Repeat the passage from the account of flying with British Airways word for word, starting at "Which was the case with" and ending at "can hurt us.".

--- begin Excerpt provided ---

What was also news to Rosemary was allowing me to go through the security gate unescorted. After she finished checking me in she refused to let me go on to the gate until she checked with her supervisor. Not only is this embarrassing, but it is also limiting. She is making me dependent on her own ignorance. She said for insurance reasons I couldn’t go by myself. I told her politely, that I fly out of JFK a lot and I have never been told this. Ever. I asked if this person escorting me was to follow me around the airport? She said no, just through the Gate. I had to wait at the check-in desk while she walked across the lobby found another employee who had to radio to someone in an Ivory Tower and ask if this was true. She finally came back, and an “express check-in”, I had checked in online before coming to the airport, turned into an event. Or in respects theatre/performance art, a possible “Happening”.

I am really getting tired of this.

It is never the same procedure while checking-in. Ever. It is as if each employee has their own version of the rules and regulations, with no understanding or knowledge of the online rules and regulations while flying BA. And you can’t tell them that. Which was the case when I flew out of JFK in October of 2007 and the “supervisor”, a young man, told me that I couldn’t fly if I couldn’t go to the bathroom on my own, out loud in front of many passengers at the check-in desk. This also happened while checking-in for my BA flight back to London from Kuwait on February 17th. The woman at the front of the line asked me repeatedly if I could walk, if I needed help on the plane. I told her I needed no help transferring or in the ladies room, I just needed the aisle chair to get from my seat to the bathroom. She could not understand this for whatever reason and told me while I was checking-in to leave Kuwait that I wouldn’t be able to fly by myself because I couldn’t’ walk. It was policy. I told her this was incorrect. She said she had to check with her supervisor. While a young man was manually checking me in she got word from her supervisor and said I could fly by myself but she had to change my seat and she down-graded me all the way to the back of the plane.

You can’t argue too aggressively with these employees of BA because then they will have the ammunition to really not let you fly. So you have to calmly explain to them the rules and regulations. I feel when in these situations I have more understanding of their policy than they do.

Which was the case with Rosemary, her supervisor finally said I could go ahead by myself. So I did. Completely humbled. But this time also empowered. There is something here. An issue that needs to be resolved. Whether it’s training their employees at the Gate correctly and consistently, there is something here. Like the law enforcement officers dumping a quadriplegic out of his wheelchair, they must be held accountable and also as in Rosemary’s case trained properly so that this situation does not continue to happen.

What I fear most is that the lack of knowledge and training will manifest into a situation where human beings will make up their own rules because what exists now is far too grey. And that can become dangerous. Look at what has happened recently while in police custody. What they don't know can hurt us.

--- end Excerpt provided ---
--- begin Given entries ---

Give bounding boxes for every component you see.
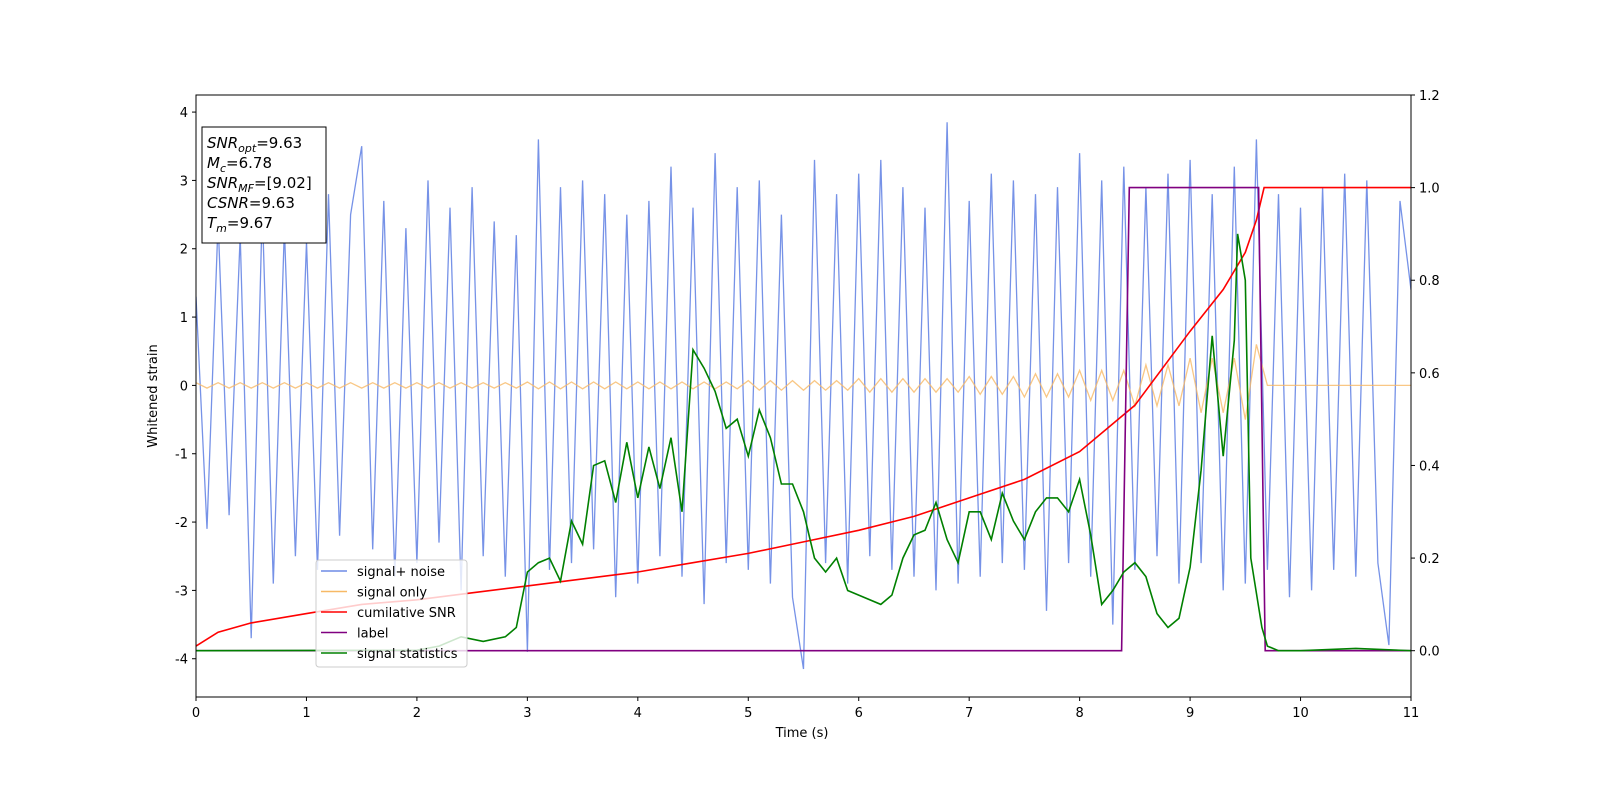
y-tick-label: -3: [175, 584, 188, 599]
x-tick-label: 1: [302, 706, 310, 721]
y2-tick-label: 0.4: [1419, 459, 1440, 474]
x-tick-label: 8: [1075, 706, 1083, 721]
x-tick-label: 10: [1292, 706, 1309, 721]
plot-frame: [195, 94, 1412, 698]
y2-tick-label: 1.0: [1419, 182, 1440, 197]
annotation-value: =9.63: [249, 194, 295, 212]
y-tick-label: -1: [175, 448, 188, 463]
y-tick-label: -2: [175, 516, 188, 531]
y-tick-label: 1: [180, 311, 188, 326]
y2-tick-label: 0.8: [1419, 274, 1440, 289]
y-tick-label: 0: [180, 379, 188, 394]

--- end Given entries ---

**Solved exercise**
Which was the case with Rosemary, her supervisor finally said I could go ahead by myself. So I did. Completely humbled. But this time also empowered. There is something here. An issue that needs to be resolved. Whether it’s training their employees at the Gate correctly and consistently, there is something here. Like the law enforcement officers dumping a quadriplegic out of his wheelchair, they must be held accountable and also as in Rosemary’s case trained properly so that this situation does not continue to happen.

What I fear most is that the lack of knowledge and training will manifest into a situation where human beings will make up their own rules because what exists now is far too grey. And that can become dangerous. Look at what has happened recently while in police custody. What they don't know can hurt us.